**Task to complete**
Print the entries verbatim, leaving out the images they contain.

(Dataset items)
* * * *

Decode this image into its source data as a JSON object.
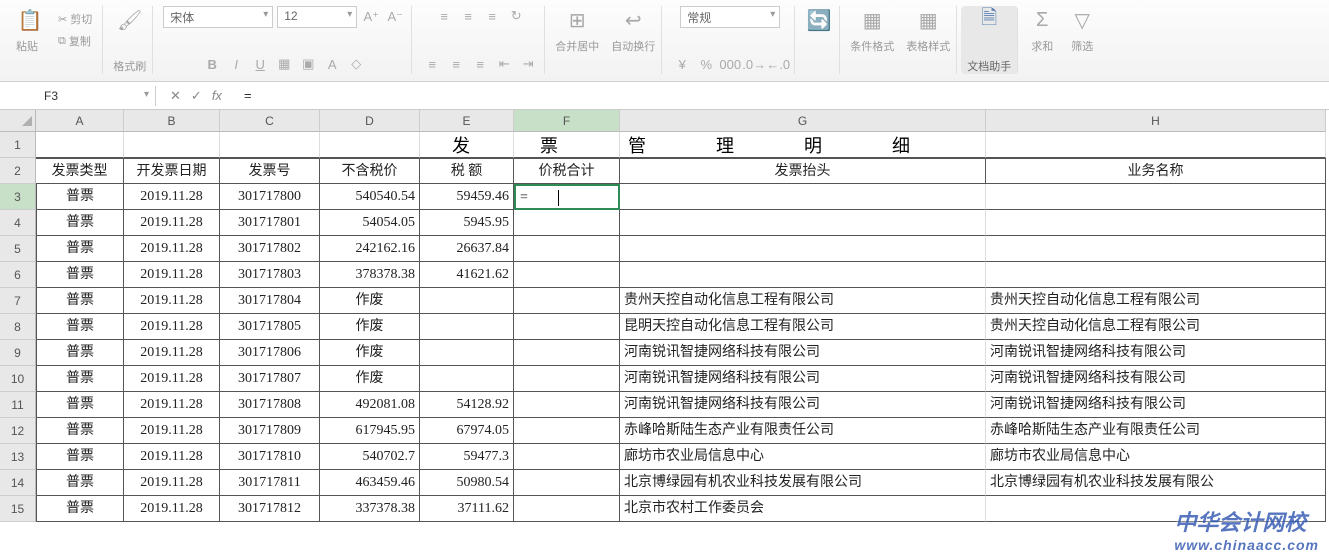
{
  "ribbon": {
    "paste": "粘贴",
    "cut": "剪切",
    "copy": "复制",
    "format_painter": "格式刷",
    "font_name": "宋体",
    "font_size": "12",
    "merge_center": "合并居中",
    "wrap_text": "自动换行",
    "number_format": "常规",
    "cond_format": "条件格式",
    "table_style": "表格样式",
    "doc_helper": "文档助手",
    "sum": "求和",
    "filter": "筛选"
  },
  "namebox": "F3",
  "formula": "=",
  "col_headers": [
    "A",
    "B",
    "C",
    "D",
    "E",
    "F",
    "G",
    "H"
  ],
  "row_headers": [
    "1",
    "2",
    "3",
    "4",
    "5",
    "6",
    "7",
    "8",
    "9",
    "10",
    "11",
    "12",
    "13",
    "14",
    "15"
  ],
  "title_chars": [
    "发",
    "票",
    "管",
    "理",
    "明",
    "细"
  ],
  "headers": {
    "A": "发票类型",
    "B": "开发票日期",
    "C": "发票号",
    "D": "不含税价",
    "E": "税 额",
    "F": "价税合计",
    "G": "发票抬头",
    "H": "业务名称"
  },
  "rows": [
    {
      "A": "普票",
      "B": "2019.11.28",
      "C": "301717800",
      "D": "540540.54",
      "E": "59459.46",
      "F": "=",
      "G": "",
      "H": ""
    },
    {
      "A": "普票",
      "B": "2019.11.28",
      "C": "301717801",
      "D": "54054.05",
      "E": "5945.95",
      "F": "",
      "G": "",
      "H": ""
    },
    {
      "A": "普票",
      "B": "2019.11.28",
      "C": "301717802",
      "D": "242162.16",
      "E": "26637.84",
      "F": "",
      "G": "",
      "H": ""
    },
    {
      "A": "普票",
      "B": "2019.11.28",
      "C": "301717803",
      "D": "378378.38",
      "E": "41621.62",
      "F": "",
      "G": "",
      "H": ""
    },
    {
      "A": "普票",
      "B": "2019.11.28",
      "C": "301717804",
      "D": "作废",
      "E": "",
      "F": "",
      "G": "贵州天控自动化信息工程有限公司",
      "H": "贵州天控自动化信息工程有限公司"
    },
    {
      "A": "普票",
      "B": "2019.11.28",
      "C": "301717805",
      "D": "作废",
      "E": "",
      "F": "",
      "G": "昆明天控自动化信息工程有限公司",
      "H": "贵州天控自动化信息工程有限公司"
    },
    {
      "A": "普票",
      "B": "2019.11.28",
      "C": "301717806",
      "D": "作废",
      "E": "",
      "F": "",
      "G": "河南锐讯智捷网络科技有限公司",
      "H": "河南锐讯智捷网络科技有限公司"
    },
    {
      "A": "普票",
      "B": "2019.11.28",
      "C": "301717807",
      "D": "作废",
      "E": "",
      "F": "",
      "G": "河南锐讯智捷网络科技有限公司",
      "H": "河南锐讯智捷网络科技有限公司"
    },
    {
      "A": "普票",
      "B": "2019.11.28",
      "C": "301717808",
      "D": "492081.08",
      "E": "54128.92",
      "F": "",
      "G": "河南锐讯智捷网络科技有限公司",
      "H": "河南锐讯智捷网络科技有限公司"
    },
    {
      "A": "普票",
      "B": "2019.11.28",
      "C": "301717809",
      "D": "617945.95",
      "E": "67974.05",
      "F": "",
      "G": "赤峰哈斯陆生态产业有限责任公司",
      "H": "赤峰哈斯陆生态产业有限责任公司"
    },
    {
      "A": "普票",
      "B": "2019.11.28",
      "C": "301717810",
      "D": "540702.7",
      "E": "59477.3",
      "F": "",
      "G": "廊坊市农业局信息中心",
      "H": "廊坊市农业局信息中心"
    },
    {
      "A": "普票",
      "B": "2019.11.28",
      "C": "301717811",
      "D": "463459.46",
      "E": "50980.54",
      "F": "",
      "G": "北京博绿园有机农业科技发展有限公司",
      "H": "北京博绿园有机农业科技发展有限公"
    },
    {
      "A": "普票",
      "B": "2019.11.28",
      "C": "301717812",
      "D": "337378.38",
      "E": "37111.62",
      "F": "",
      "G": "北京市农村工作委员会",
      "H": ""
    }
  ],
  "watermark": {
    "main": "中华会计网校",
    "sub": "www.chinaacc.com"
  }
}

* * * *

**Task result**
Decode this image into its source data as a JSON object.
{
  "ribbon": {
    "paste": "粘贴",
    "cut": "剪切",
    "copy": "复制",
    "format_painter": "格式刷",
    "font_name": "宋体",
    "font_size": "12",
    "merge_center": "合并居中",
    "wrap_text": "自动换行",
    "number_format": "常规",
    "cond_format": "条件格式",
    "table_style": "表格样式",
    "doc_helper": "文档助手",
    "sum": "求和",
    "filter": "筛选"
  },
  "namebox": "F3",
  "formula": "=",
  "col_headers": [
    "A",
    "B",
    "C",
    "D",
    "E",
    "F",
    "G",
    "H"
  ],
  "row_headers": [
    "1",
    "2",
    "3",
    "4",
    "5",
    "6",
    "7",
    "8",
    "9",
    "10",
    "11",
    "12",
    "13",
    "14",
    "15"
  ],
  "title_chars": [
    "发",
    "票",
    "管",
    "理",
    "明",
    "细"
  ],
  "headers": {
    "A": "发票类型",
    "B": "开发票日期",
    "C": "发票号",
    "D": "不含税价",
    "E": "税 额",
    "F": "价税合计",
    "G": "发票抬头",
    "H": "业务名称"
  },
  "rows": [
    {
      "A": "普票",
      "B": "2019.11.28",
      "C": "301717800",
      "D": "540540.54",
      "E": "59459.46",
      "F": "=",
      "G": "",
      "H": ""
    },
    {
      "A": "普票",
      "B": "2019.11.28",
      "C": "301717801",
      "D": "54054.05",
      "E": "5945.95",
      "F": "",
      "G": "",
      "H": ""
    },
    {
      "A": "普票",
      "B": "2019.11.28",
      "C": "301717802",
      "D": "242162.16",
      "E": "26637.84",
      "F": "",
      "G": "",
      "H": ""
    },
    {
      "A": "普票",
      "B": "2019.11.28",
      "C": "301717803",
      "D": "378378.38",
      "E": "41621.62",
      "F": "",
      "G": "",
      "H": ""
    },
    {
      "A": "普票",
      "B": "2019.11.28",
      "C": "301717804",
      "D": "作废",
      "E": "",
      "F": "",
      "G": "贵州天控自动化信息工程有限公司",
      "H": "贵州天控自动化信息工程有限公司"
    },
    {
      "A": "普票",
      "B": "2019.11.28",
      "C": "301717805",
      "D": "作废",
      "E": "",
      "F": "",
      "G": "昆明天控自动化信息工程有限公司",
      "H": "贵州天控自动化信息工程有限公司"
    },
    {
      "A": "普票",
      "B": "2019.11.28",
      "C": "301717806",
      "D": "作废",
      "E": "",
      "F": "",
      "G": "河南锐讯智捷网络科技有限公司",
      "H": "河南锐讯智捷网络科技有限公司"
    },
    {
      "A": "普票",
      "B": "2019.11.28",
      "C": "301717807",
      "D": "作废",
      "E": "",
      "F": "",
      "G": "河南锐讯智捷网络科技有限公司",
      "H": "河南锐讯智捷网络科技有限公司"
    },
    {
      "A": "普票",
      "B": "2019.11.28",
      "C": "301717808",
      "D": "492081.08",
      "E": "54128.92",
      "F": "",
      "G": "河南锐讯智捷网络科技有限公司",
      "H": "河南锐讯智捷网络科技有限公司"
    },
    {
      "A": "普票",
      "B": "2019.11.28",
      "C": "301717809",
      "D": "617945.95",
      "E": "67974.05",
      "F": "",
      "G": "赤峰哈斯陆生态产业有限责任公司",
      "H": "赤峰哈斯陆生态产业有限责任公司"
    },
    {
      "A": "普票",
      "B": "2019.11.28",
      "C": "301717810",
      "D": "540702.7",
      "E": "59477.3",
      "F": "",
      "G": "廊坊市农业局信息中心",
      "H": "廊坊市农业局信息中心"
    },
    {
      "A": "普票",
      "B": "2019.11.28",
      "C": "301717811",
      "D": "463459.46",
      "E": "50980.54",
      "F": "",
      "G": "北京博绿园有机农业科技发展有限公司",
      "H": "北京博绿园有机农业科技发展有限公"
    },
    {
      "A": "普票",
      "B": "2019.11.28",
      "C": "301717812",
      "D": "337378.38",
      "E": "37111.62",
      "F": "",
      "G": "北京市农村工作委员会",
      "H": ""
    }
  ],
  "watermark": {
    "main": "中华会计网校",
    "sub": "www.chinaacc.com"
  }
}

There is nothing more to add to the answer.